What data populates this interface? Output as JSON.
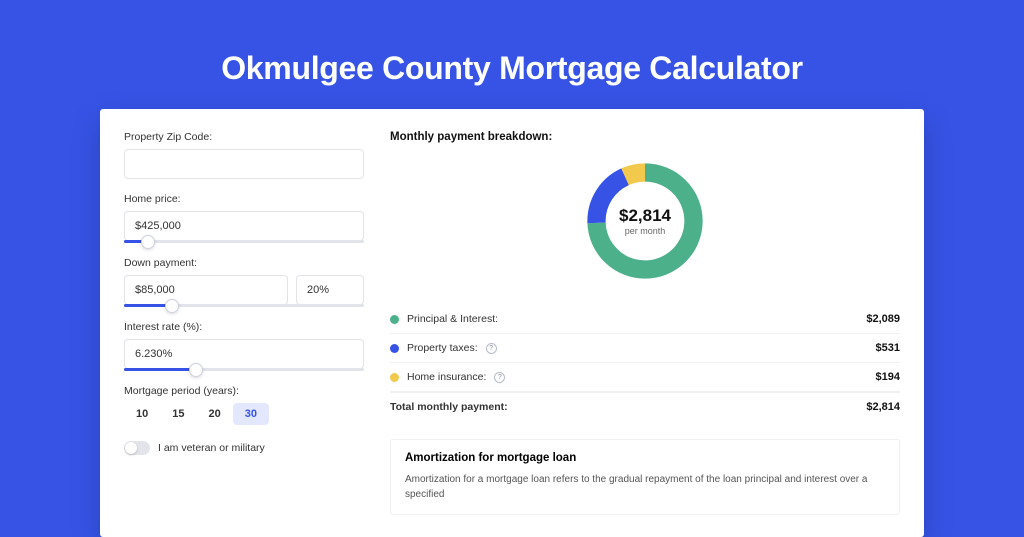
{
  "title": "Okmulgee County Mortgage Calculator",
  "colors": {
    "principal": "#4cb08a",
    "taxes": "#3653e6",
    "insurance": "#f2c94c"
  },
  "form": {
    "zip": {
      "label": "Property Zip Code:",
      "value": ""
    },
    "home_price": {
      "label": "Home price:",
      "value": "$425,000",
      "slider_pct": 10
    },
    "down_payment": {
      "label": "Down payment:",
      "value": "$85,000",
      "pct": "20%",
      "slider_pct": 20
    },
    "interest": {
      "label": "Interest rate (%):",
      "value": "6.230%",
      "slider_pct": 30
    },
    "period": {
      "label": "Mortgage period (years):",
      "options": [
        "10",
        "15",
        "20",
        "30"
      ],
      "active": "30"
    },
    "veteran": {
      "label": "I am veteran or military",
      "on": false
    }
  },
  "breakdown": {
    "title": "Monthly payment breakdown:",
    "center_value": "$2,814",
    "center_sub": "per month",
    "items": [
      {
        "label": "Principal & Interest:",
        "value": "$2,089",
        "color": "#4cb08a",
        "info": false
      },
      {
        "label": "Property taxes:",
        "value": "$531",
        "color": "#3653e6",
        "info": true
      },
      {
        "label": "Home insurance:",
        "value": "$194",
        "color": "#f2c94c",
        "info": true
      }
    ],
    "total": {
      "label": "Total monthly payment:",
      "value": "$2,814"
    }
  },
  "chart_data": {
    "type": "pie",
    "title": "Monthly payment breakdown",
    "unit": "USD",
    "series": [
      {
        "name": "Principal & Interest",
        "value": 2089,
        "color": "#4cb08a"
      },
      {
        "name": "Property taxes",
        "value": 531,
        "color": "#3653e6"
      },
      {
        "name": "Home insurance",
        "value": 194,
        "color": "#f2c94c"
      }
    ],
    "total": 2814
  },
  "amortization": {
    "title": "Amortization for mortgage loan",
    "text": "Amortization for a mortgage loan refers to the gradual repayment of the loan principal and interest over a specified"
  }
}
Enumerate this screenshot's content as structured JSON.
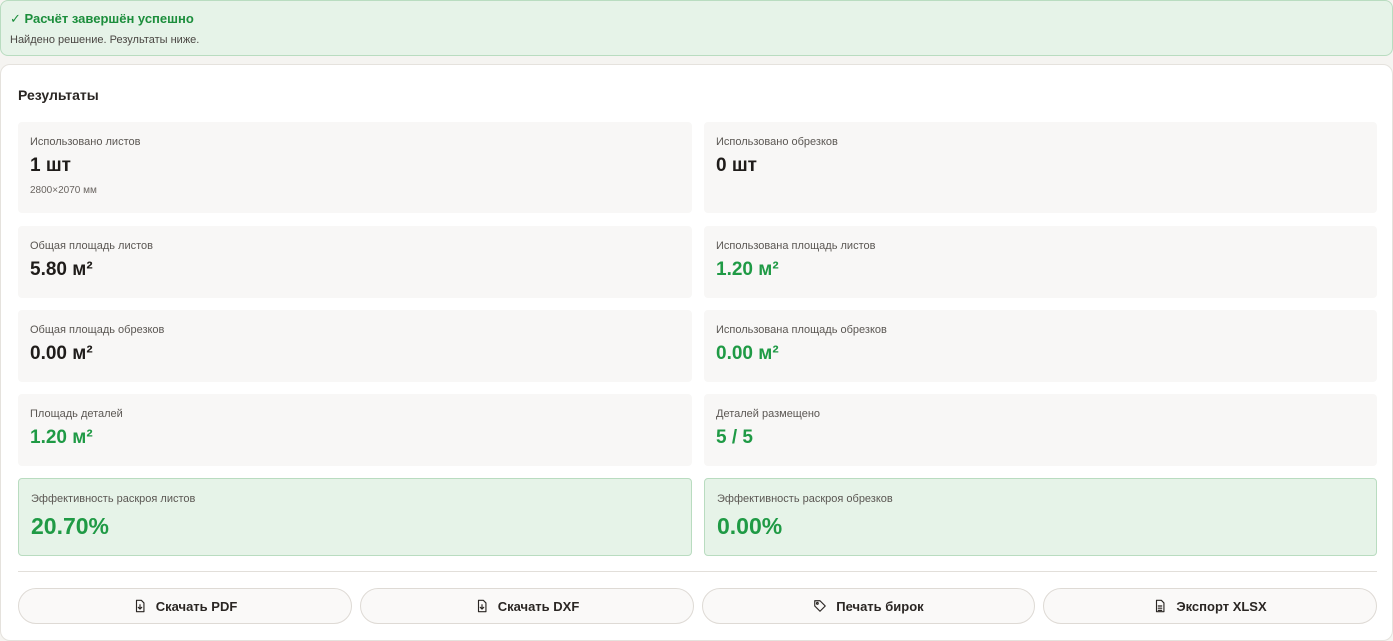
{
  "alert": {
    "title": "✓ Расчёт завершён успешно",
    "message": "Найдено решение. Результаты ниже."
  },
  "results": {
    "title": "Результаты",
    "sheets_used": {
      "label": "Использовано листов",
      "value": "1 шт",
      "sub": "2800×2070 мм"
    },
    "offcuts_used": {
      "label": "Использовано обрезков",
      "value": "0 шт"
    },
    "sheets_total_area": {
      "label": "Общая площадь листов",
      "value": "5.80 м²"
    },
    "sheets_used_area": {
      "label": "Использована площадь листов",
      "value": "1.20 м²"
    },
    "offcuts_total_area": {
      "label": "Общая площадь обрезков",
      "value": "0.00 м²"
    },
    "offcuts_used_area": {
      "label": "Использована площадь обрезков",
      "value": "0.00 м²"
    },
    "parts_area": {
      "label": "Площадь деталей",
      "value": "1.20 м²"
    },
    "parts_placed": {
      "label": "Деталей размещено",
      "value": "5 / 5"
    },
    "sheets_efficiency": {
      "label": "Эффективность раскроя листов",
      "value": "20.70%"
    },
    "offcuts_efficiency": {
      "label": "Эффективность раскроя обрезков",
      "value": "0.00%"
    }
  },
  "actions": {
    "pdf": "Скачать PDF",
    "dxf": "Скачать DXF",
    "labels": "Печать бирок",
    "xlsx": "Экспорт XLSX"
  },
  "colors": {
    "success": "#1f9a45",
    "success_bg": "#e6f3e8"
  }
}
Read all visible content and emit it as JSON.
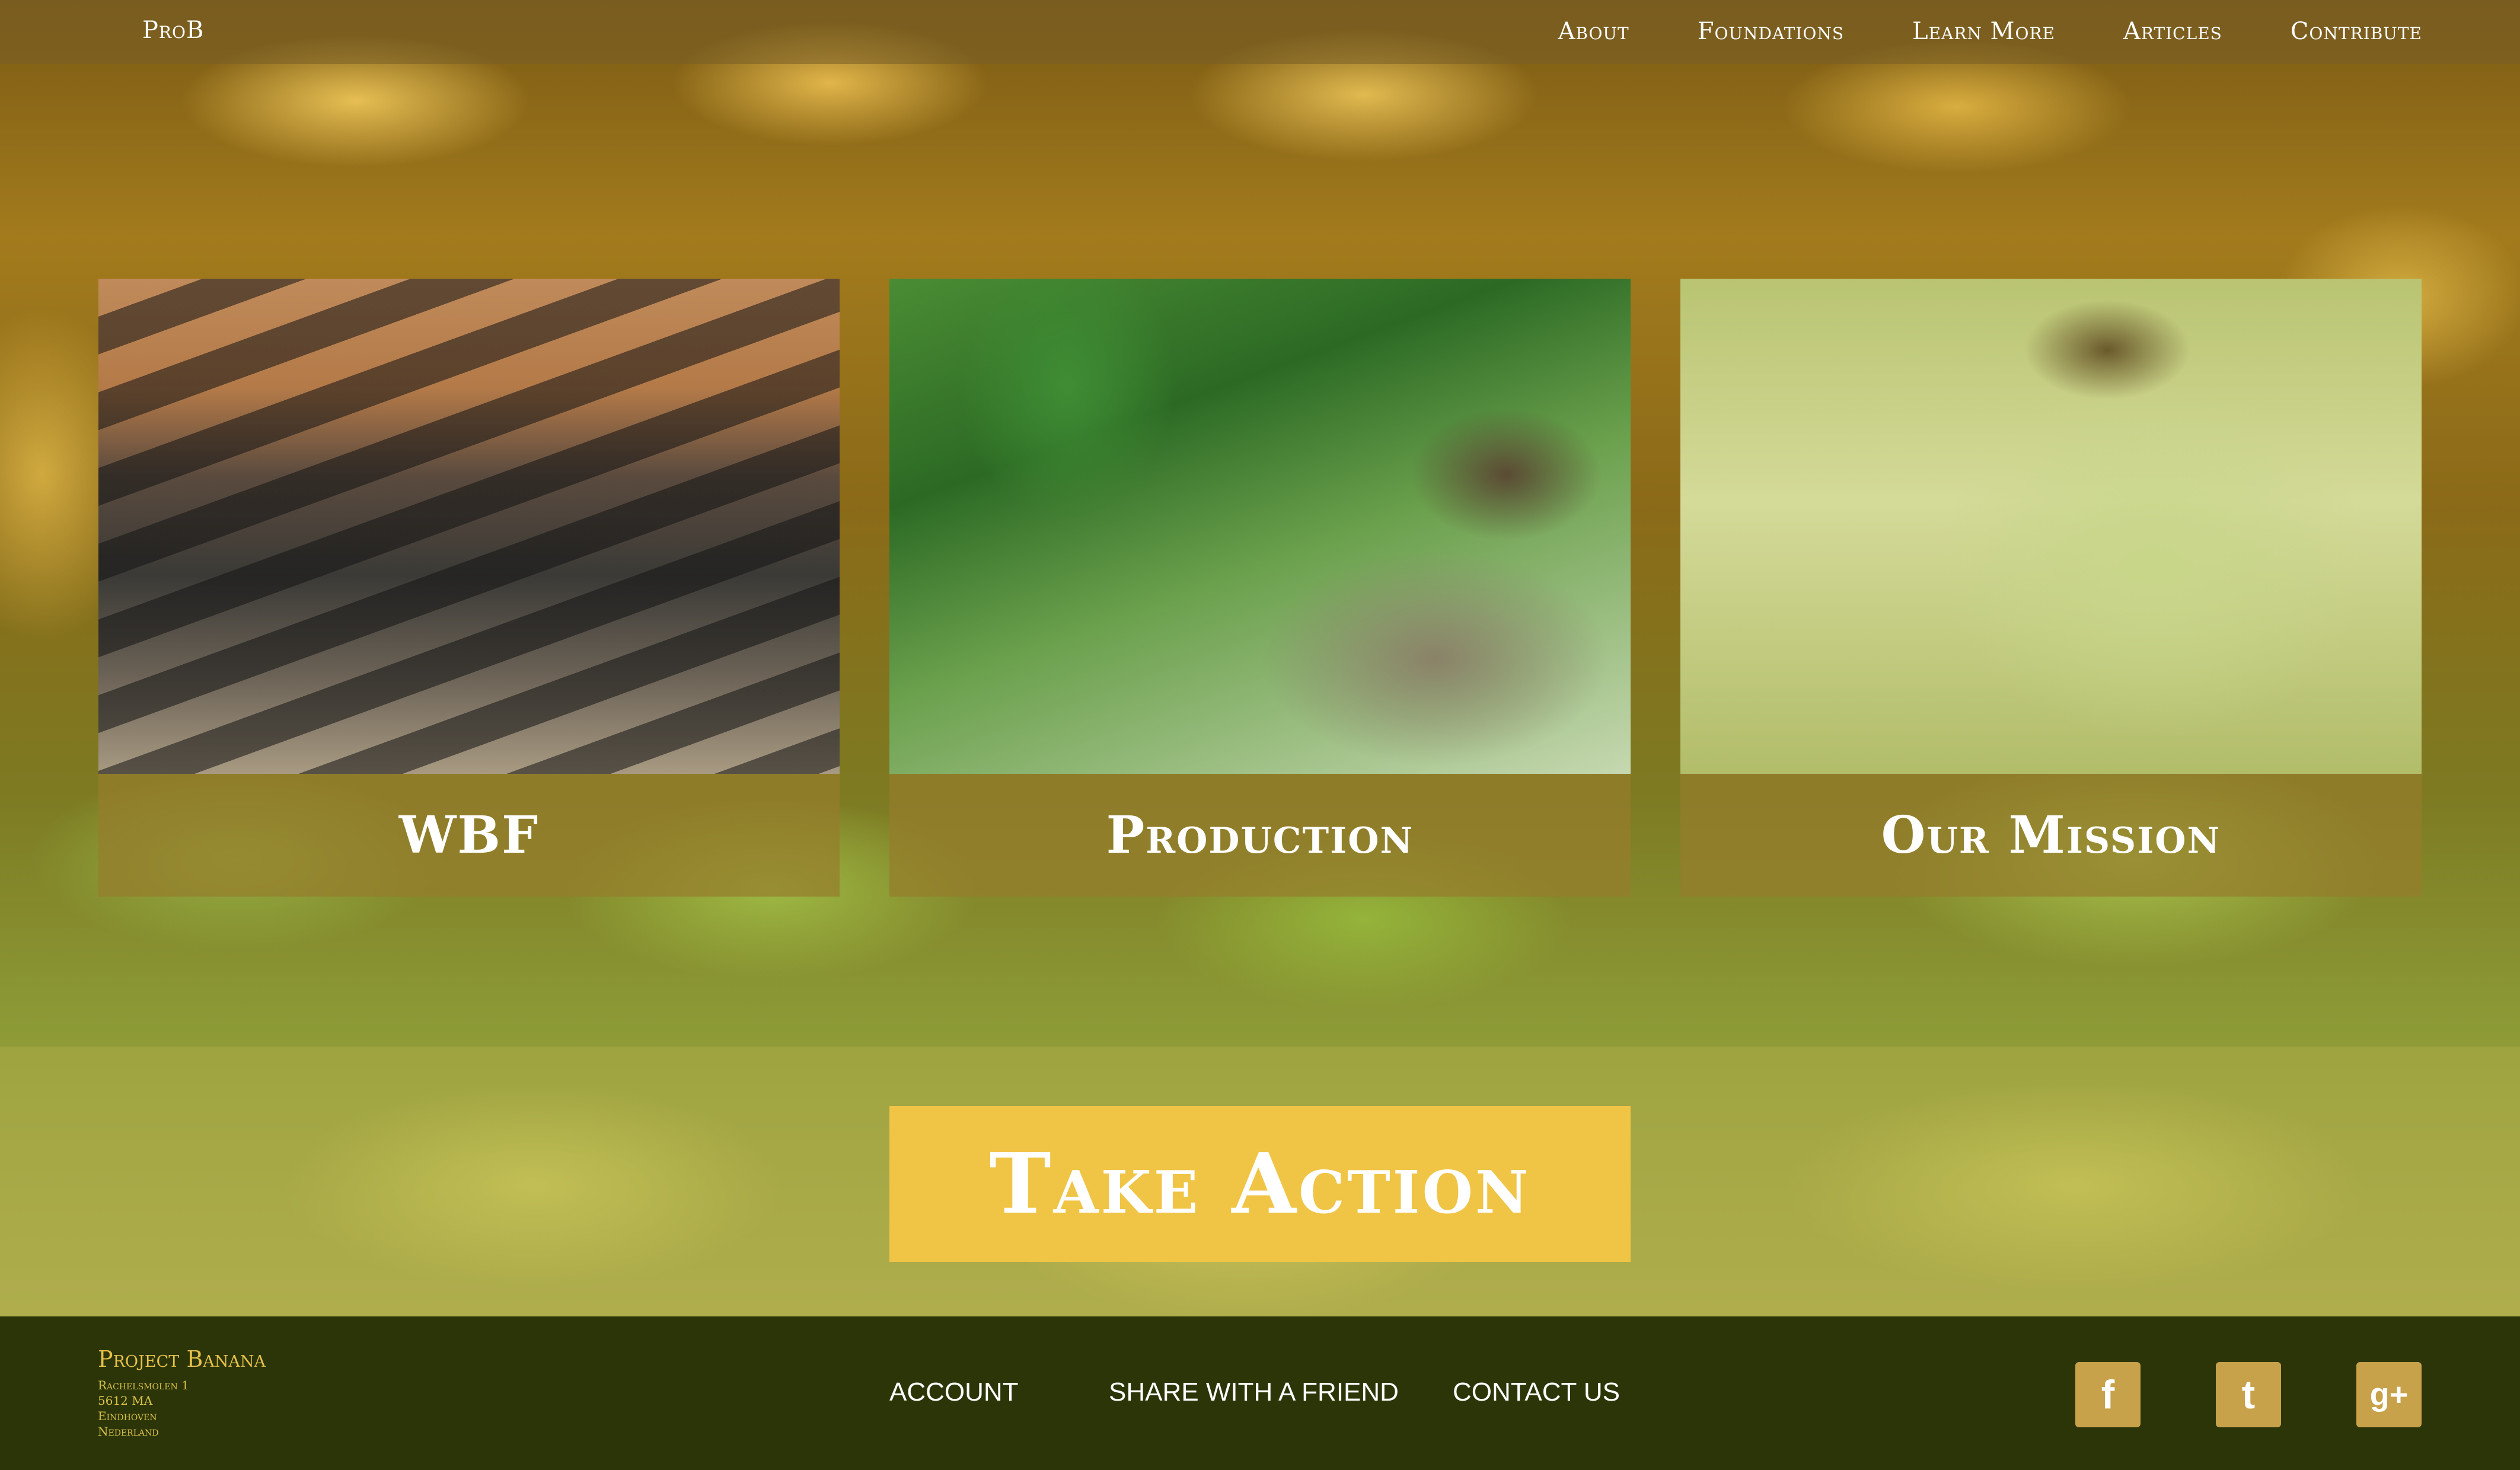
{
  "nav": {
    "brand": "ProB",
    "items": [
      {
        "label": "About"
      },
      {
        "label": "Foundations"
      },
      {
        "label": "Learn More"
      },
      {
        "label": "Articles"
      },
      {
        "label": "Contribute"
      }
    ]
  },
  "cards": [
    {
      "title": "WBF"
    },
    {
      "title": "Production"
    },
    {
      "title": "Our Mission"
    }
  ],
  "cta": {
    "label": "Take Action"
  },
  "footer": {
    "brand": "Project Banana",
    "address": [
      "Rachelsmolen 1",
      "5612 MA",
      "Eindhoven",
      "Nederland"
    ],
    "links": [
      {
        "label": "ACCOUNT"
      },
      {
        "label": "SHARE WITH A FRIEND"
      },
      {
        "label": "CONTACT US"
      }
    ],
    "social": [
      {
        "icon": "facebook-icon",
        "glyph": "f"
      },
      {
        "icon": "twitter-icon",
        "glyph": "t"
      },
      {
        "icon": "google-plus-icon",
        "glyph": "g+"
      }
    ]
  },
  "colors": {
    "accent": "#f0c445",
    "footer_bg": "#2c3507",
    "footer_brand": "#e7c14a"
  }
}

## The problem
Transcribe the records above exactly, omitting every picture they contain.

## Solution
What data populates this interface? Output as JSON.
{
  "title": "Okmulgee County Mortgage Calculator",
  "colors": {
    "principal": "#4cb08a",
    "taxes": "#3653e6",
    "insurance": "#f2c94c"
  },
  "form": {
    "zip": {
      "label": "Property Zip Code:",
      "value": ""
    },
    "home_price": {
      "label": "Home price:",
      "value": "$425,000",
      "slider_pct": 10
    },
    "down_payment": {
      "label": "Down payment:",
      "value": "$85,000",
      "pct": "20%",
      "slider_pct": 20
    },
    "interest": {
      "label": "Interest rate (%):",
      "value": "6.230%",
      "slider_pct": 30
    },
    "period": {
      "label": "Mortgage period (years):",
      "options": [
        "10",
        "15",
        "20",
        "30"
      ],
      "active": "30"
    },
    "veteran": {
      "label": "I am veteran or military",
      "on": false
    }
  },
  "breakdown": {
    "title": "Monthly payment breakdown:",
    "center_value": "$2,814",
    "center_sub": "per month",
    "items": [
      {
        "label": "Principal & Interest:",
        "value": "$2,089",
        "color": "#4cb08a",
        "info": false
      },
      {
        "label": "Property taxes:",
        "value": "$531",
        "color": "#3653e6",
        "info": true
      },
      {
        "label": "Home insurance:",
        "value": "$194",
        "color": "#f2c94c",
        "info": true
      }
    ],
    "total": {
      "label": "Total monthly payment:",
      "value": "$2,814"
    }
  },
  "chart_data": {
    "type": "pie",
    "title": "Monthly payment breakdown",
    "unit": "USD",
    "series": [
      {
        "name": "Principal & Interest",
        "value": 2089,
        "color": "#4cb08a"
      },
      {
        "name": "Property taxes",
        "value": 531,
        "color": "#3653e6"
      },
      {
        "name": "Home insurance",
        "value": 194,
        "color": "#f2c94c"
      }
    ],
    "total": 2814
  },
  "amortization": {
    "title": "Amortization for mortgage loan",
    "text": "Amortization for a mortgage loan refers to the gradual repayment of the loan principal and interest over a specified"
  }
}
Enumerate this screenshot's content as structured JSON.
{
  "alert": {
    "title": "✓ Расчёт завершён успешно",
    "message": "Найдено решение. Результаты ниже."
  },
  "results": {
    "title": "Результаты",
    "sheets_used": {
      "label": "Использовано листов",
      "value": "1 шт",
      "sub": "2800×2070 мм"
    },
    "offcuts_used": {
      "label": "Использовано обрезков",
      "value": "0 шт"
    },
    "sheets_total_area": {
      "label": "Общая площадь листов",
      "value": "5.80 м²"
    },
    "sheets_used_area": {
      "label": "Использована площадь листов",
      "value": "1.20 м²"
    },
    "offcuts_total_area": {
      "label": "Общая площадь обрезков",
      "value": "0.00 м²"
    },
    "offcuts_used_area": {
      "label": "Использована площадь обрезков",
      "value": "0.00 м²"
    },
    "parts_area": {
      "label": "Площадь деталей",
      "value": "1.20 м²"
    },
    "parts_placed": {
      "label": "Деталей размещено",
      "value": "5 / 5"
    },
    "sheets_efficiency": {
      "label": "Эффективность раскроя листов",
      "value": "20.70%"
    },
    "offcuts_efficiency": {
      "label": "Эффективность раскроя обрезков",
      "value": "0.00%"
    }
  },
  "actions": {
    "pdf": "Скачать PDF",
    "dxf": "Скачать DXF",
    "labels": "Печать бирок",
    "xlsx": "Экспорт XLSX"
  },
  "colors": {
    "success": "#1f9a45",
    "success_bg": "#e6f3e8"
  }
}
Read all visible content and emit it as JSON.
{
  "nav": {
    "brand": "ProB",
    "items": [
      {
        "label": "About"
      },
      {
        "label": "Foundations"
      },
      {
        "label": "Learn More"
      },
      {
        "label": "Articles"
      },
      {
        "label": "Contribute"
      }
    ]
  },
  "cards": [
    {
      "title": "WBF"
    },
    {
      "title": "Production"
    },
    {
      "title": "Our Mission"
    }
  ],
  "cta": {
    "label": "Take Action"
  },
  "footer": {
    "brand": "Project Banana",
    "address": [
      "Rachelsmolen 1",
      "5612 MA",
      "Eindhoven",
      "Nederland"
    ],
    "links": [
      {
        "label": "ACCOUNT"
      },
      {
        "label": "SHARE WITH A FRIEND"
      },
      {
        "label": "CONTACT US"
      }
    ],
    "social": [
      {
        "icon": "facebook-icon",
        "glyph": "f"
      },
      {
        "icon": "twitter-icon",
        "glyph": "t"
      },
      {
        "icon": "google-plus-icon",
        "glyph": "g+"
      }
    ]
  },
  "colors": {
    "accent": "#f0c445",
    "footer_bg": "#2c3507",
    "footer_brand": "#e7c14a"
  }
}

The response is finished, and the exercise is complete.